### PROMPT
Copy out each line in the material below that has the word "JSON".

(Records that describe figures)
'''
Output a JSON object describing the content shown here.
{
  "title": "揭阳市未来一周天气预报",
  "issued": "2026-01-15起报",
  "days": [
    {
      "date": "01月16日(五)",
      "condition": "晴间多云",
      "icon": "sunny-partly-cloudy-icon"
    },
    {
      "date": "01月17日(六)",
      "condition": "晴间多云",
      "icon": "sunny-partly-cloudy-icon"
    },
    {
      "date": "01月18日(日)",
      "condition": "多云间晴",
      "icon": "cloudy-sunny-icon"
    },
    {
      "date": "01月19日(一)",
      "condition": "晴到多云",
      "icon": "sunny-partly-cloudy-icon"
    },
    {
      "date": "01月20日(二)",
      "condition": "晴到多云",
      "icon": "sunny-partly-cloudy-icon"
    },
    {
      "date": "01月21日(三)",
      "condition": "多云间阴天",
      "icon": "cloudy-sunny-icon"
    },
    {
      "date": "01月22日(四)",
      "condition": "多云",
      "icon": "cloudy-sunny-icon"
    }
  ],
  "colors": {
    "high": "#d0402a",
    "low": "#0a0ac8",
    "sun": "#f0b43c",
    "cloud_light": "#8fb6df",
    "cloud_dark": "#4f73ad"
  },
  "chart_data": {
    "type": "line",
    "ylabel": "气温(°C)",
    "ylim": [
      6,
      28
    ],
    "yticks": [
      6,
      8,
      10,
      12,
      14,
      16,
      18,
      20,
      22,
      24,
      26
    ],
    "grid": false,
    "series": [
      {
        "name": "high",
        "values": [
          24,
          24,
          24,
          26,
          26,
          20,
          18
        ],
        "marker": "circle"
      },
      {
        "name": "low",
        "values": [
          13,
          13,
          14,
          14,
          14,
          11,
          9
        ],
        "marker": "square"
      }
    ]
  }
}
'''
'''
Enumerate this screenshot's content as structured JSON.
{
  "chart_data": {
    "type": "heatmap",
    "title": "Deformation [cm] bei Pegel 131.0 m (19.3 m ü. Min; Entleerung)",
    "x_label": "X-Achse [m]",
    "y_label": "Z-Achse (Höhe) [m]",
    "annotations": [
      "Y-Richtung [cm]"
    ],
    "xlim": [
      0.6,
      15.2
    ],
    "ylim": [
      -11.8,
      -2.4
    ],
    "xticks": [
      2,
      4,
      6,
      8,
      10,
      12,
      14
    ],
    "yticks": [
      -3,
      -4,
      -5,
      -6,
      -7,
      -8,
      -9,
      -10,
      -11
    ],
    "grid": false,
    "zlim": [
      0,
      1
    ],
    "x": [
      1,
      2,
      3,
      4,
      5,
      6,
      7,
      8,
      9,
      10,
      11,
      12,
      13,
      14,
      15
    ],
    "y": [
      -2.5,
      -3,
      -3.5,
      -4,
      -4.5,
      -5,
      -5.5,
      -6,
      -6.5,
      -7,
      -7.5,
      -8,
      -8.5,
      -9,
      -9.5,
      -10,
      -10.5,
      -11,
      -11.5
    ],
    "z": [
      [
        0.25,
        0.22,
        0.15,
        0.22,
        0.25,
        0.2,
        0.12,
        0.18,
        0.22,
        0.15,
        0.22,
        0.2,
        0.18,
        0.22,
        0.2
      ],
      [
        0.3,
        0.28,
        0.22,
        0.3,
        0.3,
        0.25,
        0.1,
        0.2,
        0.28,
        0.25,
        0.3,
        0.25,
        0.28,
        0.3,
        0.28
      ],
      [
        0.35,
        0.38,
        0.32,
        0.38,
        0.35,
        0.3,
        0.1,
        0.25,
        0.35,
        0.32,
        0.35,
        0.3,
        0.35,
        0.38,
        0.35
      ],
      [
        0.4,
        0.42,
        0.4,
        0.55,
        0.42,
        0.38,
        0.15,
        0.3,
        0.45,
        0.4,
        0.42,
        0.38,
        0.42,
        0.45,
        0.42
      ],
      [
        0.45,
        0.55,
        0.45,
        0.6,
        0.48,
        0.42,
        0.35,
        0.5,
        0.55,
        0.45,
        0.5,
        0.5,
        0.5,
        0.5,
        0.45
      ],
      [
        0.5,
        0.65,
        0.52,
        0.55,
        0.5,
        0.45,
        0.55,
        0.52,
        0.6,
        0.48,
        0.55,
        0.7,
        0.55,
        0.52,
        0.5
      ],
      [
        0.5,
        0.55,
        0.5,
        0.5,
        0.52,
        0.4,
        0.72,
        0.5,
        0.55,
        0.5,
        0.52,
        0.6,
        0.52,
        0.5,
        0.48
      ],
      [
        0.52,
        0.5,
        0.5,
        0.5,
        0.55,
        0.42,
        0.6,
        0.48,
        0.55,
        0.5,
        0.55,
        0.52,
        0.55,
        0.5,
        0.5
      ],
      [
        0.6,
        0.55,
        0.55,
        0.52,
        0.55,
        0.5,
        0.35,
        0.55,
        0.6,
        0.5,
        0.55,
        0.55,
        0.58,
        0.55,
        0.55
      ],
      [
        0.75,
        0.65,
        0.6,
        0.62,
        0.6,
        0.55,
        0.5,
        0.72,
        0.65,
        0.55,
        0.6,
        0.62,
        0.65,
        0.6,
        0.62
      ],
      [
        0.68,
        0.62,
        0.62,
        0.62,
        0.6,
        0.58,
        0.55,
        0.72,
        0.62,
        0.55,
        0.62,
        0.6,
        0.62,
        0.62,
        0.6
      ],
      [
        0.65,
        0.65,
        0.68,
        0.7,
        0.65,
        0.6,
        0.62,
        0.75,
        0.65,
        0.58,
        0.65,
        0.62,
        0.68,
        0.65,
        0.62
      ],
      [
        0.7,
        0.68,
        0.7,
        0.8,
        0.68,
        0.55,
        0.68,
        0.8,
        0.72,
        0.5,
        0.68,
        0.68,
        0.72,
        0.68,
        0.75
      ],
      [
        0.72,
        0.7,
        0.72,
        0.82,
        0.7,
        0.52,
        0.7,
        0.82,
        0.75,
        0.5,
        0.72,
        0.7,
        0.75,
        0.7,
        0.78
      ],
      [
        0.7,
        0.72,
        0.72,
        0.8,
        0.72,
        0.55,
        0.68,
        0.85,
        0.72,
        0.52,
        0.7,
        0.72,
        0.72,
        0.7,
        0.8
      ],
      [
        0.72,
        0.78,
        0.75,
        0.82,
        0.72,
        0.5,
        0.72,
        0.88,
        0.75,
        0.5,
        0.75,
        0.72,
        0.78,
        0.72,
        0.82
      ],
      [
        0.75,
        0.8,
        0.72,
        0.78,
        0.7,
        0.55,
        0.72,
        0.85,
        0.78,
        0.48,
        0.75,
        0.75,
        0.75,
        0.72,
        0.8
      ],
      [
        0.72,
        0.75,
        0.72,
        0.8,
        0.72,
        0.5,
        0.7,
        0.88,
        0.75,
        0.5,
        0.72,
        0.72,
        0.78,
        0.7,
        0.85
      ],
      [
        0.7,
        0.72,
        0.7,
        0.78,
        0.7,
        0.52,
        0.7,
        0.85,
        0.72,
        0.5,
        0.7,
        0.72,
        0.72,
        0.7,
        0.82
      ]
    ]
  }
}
'''
### SOLUTION
Output a JSON object describing the content shown here.
Enumerate this screenshot's content as structured JSON.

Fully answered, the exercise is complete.